__Task requirements__. Transcribe every record exactly, omitting none.

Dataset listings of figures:

--

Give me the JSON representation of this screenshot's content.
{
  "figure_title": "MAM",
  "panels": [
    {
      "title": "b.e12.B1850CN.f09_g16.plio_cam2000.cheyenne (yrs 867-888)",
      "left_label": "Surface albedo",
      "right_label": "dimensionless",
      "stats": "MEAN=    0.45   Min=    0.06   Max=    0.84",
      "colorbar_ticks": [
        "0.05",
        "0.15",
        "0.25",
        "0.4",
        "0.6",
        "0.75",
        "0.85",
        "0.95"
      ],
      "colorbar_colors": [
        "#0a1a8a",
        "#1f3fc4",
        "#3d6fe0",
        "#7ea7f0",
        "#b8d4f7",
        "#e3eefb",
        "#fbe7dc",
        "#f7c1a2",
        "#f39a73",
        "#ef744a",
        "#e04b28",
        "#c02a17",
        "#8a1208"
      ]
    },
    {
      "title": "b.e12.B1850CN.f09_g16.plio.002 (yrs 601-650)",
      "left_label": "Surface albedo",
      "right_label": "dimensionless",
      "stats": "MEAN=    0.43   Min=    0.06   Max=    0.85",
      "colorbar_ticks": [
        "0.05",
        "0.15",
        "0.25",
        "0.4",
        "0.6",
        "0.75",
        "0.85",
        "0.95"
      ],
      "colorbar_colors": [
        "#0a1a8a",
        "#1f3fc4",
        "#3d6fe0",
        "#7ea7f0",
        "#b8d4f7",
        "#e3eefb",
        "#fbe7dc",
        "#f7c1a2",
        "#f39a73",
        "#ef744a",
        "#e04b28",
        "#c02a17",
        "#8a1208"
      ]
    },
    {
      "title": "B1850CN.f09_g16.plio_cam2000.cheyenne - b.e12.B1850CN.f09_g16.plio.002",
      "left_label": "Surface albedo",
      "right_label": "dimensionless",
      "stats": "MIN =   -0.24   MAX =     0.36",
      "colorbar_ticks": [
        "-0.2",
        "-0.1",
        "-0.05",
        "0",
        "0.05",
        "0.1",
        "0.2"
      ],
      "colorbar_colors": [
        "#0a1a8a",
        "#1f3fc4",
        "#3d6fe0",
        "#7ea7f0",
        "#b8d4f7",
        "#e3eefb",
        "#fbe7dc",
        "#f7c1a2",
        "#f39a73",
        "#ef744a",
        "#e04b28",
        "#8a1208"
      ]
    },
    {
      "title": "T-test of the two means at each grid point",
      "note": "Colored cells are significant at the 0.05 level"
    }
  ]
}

--

__Answer section__.
Give me the JSON representation of this screenshot's content.
{
  "figure_title": "MAM",
  "panels": [
    {
      "title": "b.e12.B1850CN.f09_g16.plio_cam2000.cheyenne (yrs 867-888)",
      "left_label": "Surface albedo",
      "right_label": "dimensionless",
      "stats": "MEAN=    0.45   Min=    0.06   Max=    0.84",
      "colorbar_ticks": [
        "0.05",
        "0.15",
        "0.25",
        "0.4",
        "0.6",
        "0.75",
        "0.85",
        "0.95"
      ],
      "colorbar_colors": [
        "#0a1a8a",
        "#1f3fc4",
        "#3d6fe0",
        "#7ea7f0",
        "#b8d4f7",
        "#e3eefb",
        "#fbe7dc",
        "#f7c1a2",
        "#f39a73",
        "#ef744a",
        "#e04b28",
        "#c02a17",
        "#8a1208"
      ]
    },
    {
      "title": "b.e12.B1850CN.f09_g16.plio.002 (yrs 601-650)",
      "left_label": "Surface albedo",
      "right_label": "dimensionless",
      "stats": "MEAN=    0.43   Min=    0.06   Max=    0.85",
      "colorbar_ticks": [
        "0.05",
        "0.15",
        "0.25",
        "0.4",
        "0.6",
        "0.75",
        "0.85",
        "0.95"
      ],
      "colorbar_colors": [
        "#0a1a8a",
        "#1f3fc4",
        "#3d6fe0",
        "#7ea7f0",
        "#b8d4f7",
        "#e3eefb",
        "#fbe7dc",
        "#f7c1a2",
        "#f39a73",
        "#ef744a",
        "#e04b28",
        "#c02a17",
        "#8a1208"
      ]
    },
    {
      "title": "B1850CN.f09_g16.plio_cam2000.cheyenne - b.e12.B1850CN.f09_g16.plio.002",
      "left_label": "Surface albedo",
      "right_label": "dimensionless",
      "stats": "MIN =   -0.24   MAX =     0.36",
      "colorbar_ticks": [
        "-0.2",
        "-0.1",
        "-0.05",
        "0",
        "0.05",
        "0.1",
        "0.2"
      ],
      "colorbar_colors": [
        "#0a1a8a",
        "#1f3fc4",
        "#3d6fe0",
        "#7ea7f0",
        "#b8d4f7",
        "#e3eefb",
        "#fbe7dc",
        "#f7c1a2",
        "#f39a73",
        "#ef744a",
        "#e04b28",
        "#8a1208"
      ]
    },
    {
      "title": "T-test of the two means at each grid point",
      "note": "Colored cells are significant at the 0.05 level"
    }
  ]
}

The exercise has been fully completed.